[start of INFORMATION PROVIDED]

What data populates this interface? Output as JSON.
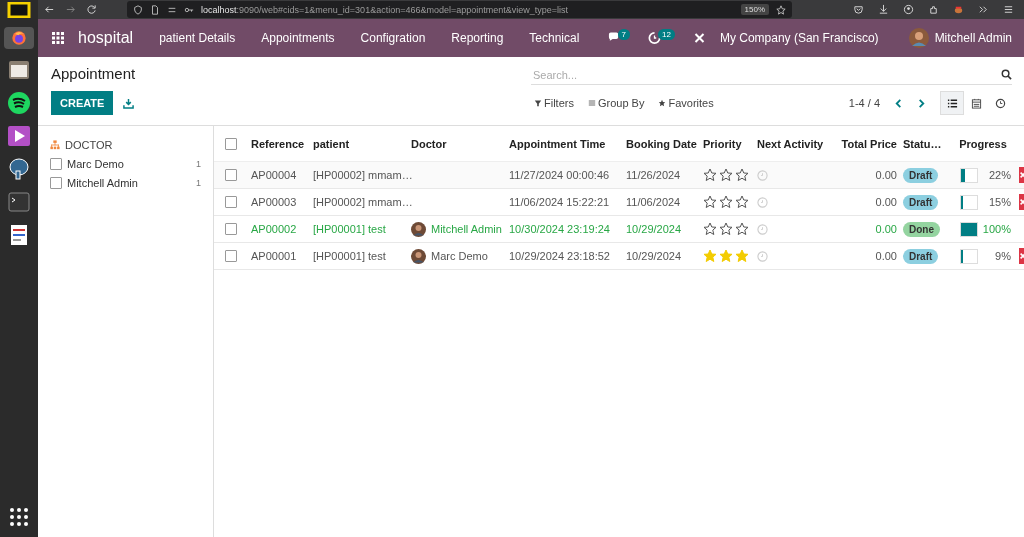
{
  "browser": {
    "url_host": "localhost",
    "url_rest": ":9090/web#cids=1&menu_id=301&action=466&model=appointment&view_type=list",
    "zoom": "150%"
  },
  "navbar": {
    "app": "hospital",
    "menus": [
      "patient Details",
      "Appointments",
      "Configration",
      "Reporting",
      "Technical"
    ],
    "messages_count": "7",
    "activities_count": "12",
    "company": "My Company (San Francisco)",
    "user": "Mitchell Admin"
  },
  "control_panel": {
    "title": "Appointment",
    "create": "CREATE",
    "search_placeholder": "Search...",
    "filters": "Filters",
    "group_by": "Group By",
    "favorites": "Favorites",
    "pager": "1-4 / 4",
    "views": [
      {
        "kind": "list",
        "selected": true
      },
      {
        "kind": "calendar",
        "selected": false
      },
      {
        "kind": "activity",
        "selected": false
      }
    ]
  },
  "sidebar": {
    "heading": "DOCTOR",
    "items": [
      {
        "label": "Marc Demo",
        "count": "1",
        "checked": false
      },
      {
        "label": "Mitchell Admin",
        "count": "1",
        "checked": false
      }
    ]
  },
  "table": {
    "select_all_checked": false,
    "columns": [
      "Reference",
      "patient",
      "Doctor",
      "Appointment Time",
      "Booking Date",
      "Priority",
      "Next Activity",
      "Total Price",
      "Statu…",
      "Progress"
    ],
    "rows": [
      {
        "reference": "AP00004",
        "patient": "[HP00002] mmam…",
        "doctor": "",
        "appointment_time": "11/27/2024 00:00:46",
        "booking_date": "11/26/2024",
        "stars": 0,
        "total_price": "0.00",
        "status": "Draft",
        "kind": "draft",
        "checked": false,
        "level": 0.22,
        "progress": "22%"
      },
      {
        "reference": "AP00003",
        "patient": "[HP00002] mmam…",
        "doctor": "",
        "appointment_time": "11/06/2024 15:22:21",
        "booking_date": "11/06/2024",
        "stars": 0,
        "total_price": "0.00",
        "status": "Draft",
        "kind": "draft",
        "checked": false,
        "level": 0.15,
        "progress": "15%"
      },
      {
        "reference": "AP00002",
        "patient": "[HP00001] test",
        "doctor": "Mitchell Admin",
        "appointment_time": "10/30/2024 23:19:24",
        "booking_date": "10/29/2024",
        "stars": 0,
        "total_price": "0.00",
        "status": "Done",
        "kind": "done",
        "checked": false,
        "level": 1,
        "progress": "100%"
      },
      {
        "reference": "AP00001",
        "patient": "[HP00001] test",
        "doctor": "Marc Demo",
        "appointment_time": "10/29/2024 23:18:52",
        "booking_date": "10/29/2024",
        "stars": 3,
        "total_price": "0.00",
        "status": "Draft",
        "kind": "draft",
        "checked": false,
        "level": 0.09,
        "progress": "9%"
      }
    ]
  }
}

[end of INFORMATION PROVIDED]

SET PROBLEM: Without the pictures, restate all of the entries above verbatim.

EXERCISE ANSWER:
What data populates this interface? Output as JSON.
{
  "browser": {
    "url_host": "localhost",
    "url_rest": ":9090/web#cids=1&menu_id=301&action=466&model=appointment&view_type=list",
    "zoom": "150%"
  },
  "navbar": {
    "app": "hospital",
    "menus": [
      "patient Details",
      "Appointments",
      "Configration",
      "Reporting",
      "Technical"
    ],
    "messages_count": "7",
    "activities_count": "12",
    "company": "My Company (San Francisco)",
    "user": "Mitchell Admin"
  },
  "control_panel": {
    "title": "Appointment",
    "create": "CREATE",
    "search_placeholder": "Search...",
    "filters": "Filters",
    "group_by": "Group By",
    "favorites": "Favorites",
    "pager": "1-4 / 4",
    "views": [
      {
        "kind": "list",
        "selected": true
      },
      {
        "kind": "calendar",
        "selected": false
      },
      {
        "kind": "activity",
        "selected": false
      }
    ]
  },
  "sidebar": {
    "heading": "DOCTOR",
    "items": [
      {
        "label": "Marc Demo",
        "count": "1",
        "checked": false
      },
      {
        "label": "Mitchell Admin",
        "count": "1",
        "checked": false
      }
    ]
  },
  "table": {
    "select_all_checked": false,
    "columns": [
      "Reference",
      "patient",
      "Doctor",
      "Appointment Time",
      "Booking Date",
      "Priority",
      "Next Activity",
      "Total Price",
      "Statu…",
      "Progress"
    ],
    "rows": [
      {
        "reference": "AP00004",
        "patient": "[HP00002] mmam…",
        "doctor": "",
        "appointment_time": "11/27/2024 00:00:46",
        "booking_date": "11/26/2024",
        "stars": 0,
        "total_price": "0.00",
        "status": "Draft",
        "kind": "draft",
        "checked": false,
        "level": 0.22,
        "progress": "22%"
      },
      {
        "reference": "AP00003",
        "patient": "[HP00002] mmam…",
        "doctor": "",
        "appointment_time": "11/06/2024 15:22:21",
        "booking_date": "11/06/2024",
        "stars": 0,
        "total_price": "0.00",
        "status": "Draft",
        "kind": "draft",
        "checked": false,
        "level": 0.15,
        "progress": "15%"
      },
      {
        "reference": "AP00002",
        "patient": "[HP00001] test",
        "doctor": "Mitchell Admin",
        "appointment_time": "10/30/2024 23:19:24",
        "booking_date": "10/29/2024",
        "stars": 0,
        "total_price": "0.00",
        "status": "Done",
        "kind": "done",
        "checked": false,
        "level": 1,
        "progress": "100%"
      },
      {
        "reference": "AP00001",
        "patient": "[HP00001] test",
        "doctor": "Marc Demo",
        "appointment_time": "10/29/2024 23:18:52",
        "booking_date": "10/29/2024",
        "stars": 3,
        "total_price": "0.00",
        "status": "Draft",
        "kind": "draft",
        "checked": false,
        "level": 0.09,
        "progress": "9%"
      }
    ]
  }
}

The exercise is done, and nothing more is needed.